DATA EXCERPTS.
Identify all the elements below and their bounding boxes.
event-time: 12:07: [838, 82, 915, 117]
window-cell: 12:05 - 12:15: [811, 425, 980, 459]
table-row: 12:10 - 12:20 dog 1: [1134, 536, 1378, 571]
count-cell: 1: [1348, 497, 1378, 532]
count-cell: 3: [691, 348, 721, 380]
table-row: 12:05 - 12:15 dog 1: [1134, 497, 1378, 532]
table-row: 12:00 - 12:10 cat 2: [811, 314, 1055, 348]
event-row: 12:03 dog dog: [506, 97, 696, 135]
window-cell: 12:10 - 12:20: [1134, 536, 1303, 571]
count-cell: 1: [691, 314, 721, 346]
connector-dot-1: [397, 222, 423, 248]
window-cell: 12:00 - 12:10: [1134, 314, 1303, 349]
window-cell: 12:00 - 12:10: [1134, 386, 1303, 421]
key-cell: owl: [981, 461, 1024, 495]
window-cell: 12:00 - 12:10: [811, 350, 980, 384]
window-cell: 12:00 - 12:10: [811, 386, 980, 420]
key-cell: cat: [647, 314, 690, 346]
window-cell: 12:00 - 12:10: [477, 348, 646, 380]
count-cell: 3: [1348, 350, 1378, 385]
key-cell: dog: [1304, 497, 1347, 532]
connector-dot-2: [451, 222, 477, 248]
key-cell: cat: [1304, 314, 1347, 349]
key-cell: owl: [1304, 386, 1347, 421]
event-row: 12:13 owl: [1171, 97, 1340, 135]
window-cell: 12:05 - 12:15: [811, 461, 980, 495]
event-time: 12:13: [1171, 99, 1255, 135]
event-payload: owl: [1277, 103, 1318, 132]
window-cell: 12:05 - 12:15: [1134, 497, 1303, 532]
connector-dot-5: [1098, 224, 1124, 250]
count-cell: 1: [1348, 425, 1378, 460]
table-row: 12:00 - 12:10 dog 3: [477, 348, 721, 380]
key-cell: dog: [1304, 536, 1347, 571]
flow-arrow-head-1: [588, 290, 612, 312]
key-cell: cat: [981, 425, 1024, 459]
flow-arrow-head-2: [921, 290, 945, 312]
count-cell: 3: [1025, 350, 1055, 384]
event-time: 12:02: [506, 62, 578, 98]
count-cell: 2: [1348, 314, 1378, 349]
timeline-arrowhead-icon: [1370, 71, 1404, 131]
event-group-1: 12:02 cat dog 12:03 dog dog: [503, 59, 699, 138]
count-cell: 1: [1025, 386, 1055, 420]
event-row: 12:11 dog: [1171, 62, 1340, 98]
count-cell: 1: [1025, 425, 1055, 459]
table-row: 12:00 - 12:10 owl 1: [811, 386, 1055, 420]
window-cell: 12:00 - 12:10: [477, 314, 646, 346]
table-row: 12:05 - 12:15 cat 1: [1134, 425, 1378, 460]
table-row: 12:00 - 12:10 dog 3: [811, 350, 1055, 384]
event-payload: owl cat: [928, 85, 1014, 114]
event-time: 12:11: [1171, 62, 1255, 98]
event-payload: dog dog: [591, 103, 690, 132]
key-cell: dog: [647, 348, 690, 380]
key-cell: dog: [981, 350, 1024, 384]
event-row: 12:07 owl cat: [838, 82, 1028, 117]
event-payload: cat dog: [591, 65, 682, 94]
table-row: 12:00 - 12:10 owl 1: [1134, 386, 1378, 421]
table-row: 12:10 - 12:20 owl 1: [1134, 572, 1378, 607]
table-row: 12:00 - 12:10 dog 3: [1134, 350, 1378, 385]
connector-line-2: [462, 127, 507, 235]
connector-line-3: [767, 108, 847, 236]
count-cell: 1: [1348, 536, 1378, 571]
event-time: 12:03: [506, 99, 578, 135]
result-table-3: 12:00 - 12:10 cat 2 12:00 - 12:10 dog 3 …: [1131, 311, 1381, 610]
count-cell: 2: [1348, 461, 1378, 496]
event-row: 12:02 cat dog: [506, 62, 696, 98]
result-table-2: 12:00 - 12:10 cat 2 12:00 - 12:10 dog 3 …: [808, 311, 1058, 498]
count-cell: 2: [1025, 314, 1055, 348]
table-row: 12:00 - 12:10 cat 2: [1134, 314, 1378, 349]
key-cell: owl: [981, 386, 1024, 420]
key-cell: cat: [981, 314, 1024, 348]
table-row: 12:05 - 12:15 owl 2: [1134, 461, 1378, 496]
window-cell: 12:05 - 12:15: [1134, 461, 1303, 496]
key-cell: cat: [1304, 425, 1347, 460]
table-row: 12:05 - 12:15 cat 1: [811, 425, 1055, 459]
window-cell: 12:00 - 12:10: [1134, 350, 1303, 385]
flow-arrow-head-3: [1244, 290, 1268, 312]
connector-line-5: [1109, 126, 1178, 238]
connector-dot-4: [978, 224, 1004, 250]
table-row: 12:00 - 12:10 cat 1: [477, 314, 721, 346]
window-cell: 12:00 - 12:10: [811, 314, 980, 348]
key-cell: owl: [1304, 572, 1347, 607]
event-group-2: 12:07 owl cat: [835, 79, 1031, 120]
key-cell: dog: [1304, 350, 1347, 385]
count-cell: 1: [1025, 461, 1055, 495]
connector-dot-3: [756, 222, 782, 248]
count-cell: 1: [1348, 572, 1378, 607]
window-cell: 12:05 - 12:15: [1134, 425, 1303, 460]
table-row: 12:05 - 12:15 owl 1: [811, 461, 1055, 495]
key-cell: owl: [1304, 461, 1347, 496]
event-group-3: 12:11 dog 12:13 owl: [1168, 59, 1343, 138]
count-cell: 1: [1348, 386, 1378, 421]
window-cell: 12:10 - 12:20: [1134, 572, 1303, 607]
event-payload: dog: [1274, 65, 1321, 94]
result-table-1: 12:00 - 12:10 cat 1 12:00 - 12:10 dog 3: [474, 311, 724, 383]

THE PROBLEM.
Reproduce the rows exactly, starting with the first line above and stopping after the line that contains "event-row: 12:13 owl: [1171, 97, 1340, 135]".

RESULT OF THIS TASK.
Identify all the elements below and their bounding boxes.
event-time: 12:07: [838, 82, 915, 117]
window-cell: 12:05 - 12:15: [811, 425, 980, 459]
table-row: 12:10 - 12:20 dog 1: [1134, 536, 1378, 571]
count-cell: 1: [1348, 497, 1378, 532]
count-cell: 3: [691, 348, 721, 380]
table-row: 12:05 - 12:15 dog 1: [1134, 497, 1378, 532]
table-row: 12:00 - 12:10 cat 2: [811, 314, 1055, 348]
event-row: 12:03 dog dog: [506, 97, 696, 135]
window-cell: 12:10 - 12:20: [1134, 536, 1303, 571]
count-cell: 1: [691, 314, 721, 346]
connector-dot-1: [397, 222, 423, 248]
window-cell: 12:00 - 12:10: [1134, 314, 1303, 349]
window-cell: 12:00 - 12:10: [1134, 386, 1303, 421]
key-cell: owl: [981, 461, 1024, 495]
window-cell: 12:00 - 12:10: [811, 350, 980, 384]
window-cell: 12:00 - 12:10: [811, 386, 980, 420]
key-cell: cat: [647, 314, 690, 346]
window-cell: 12:00 - 12:10: [477, 348, 646, 380]
count-cell: 3: [1348, 350, 1378, 385]
key-cell: dog: [1304, 497, 1347, 532]
connector-dot-2: [451, 222, 477, 248]
key-cell: cat: [1304, 314, 1347, 349]
key-cell: owl: [1304, 386, 1347, 421]
event-row: 12:13 owl: [1171, 97, 1340, 135]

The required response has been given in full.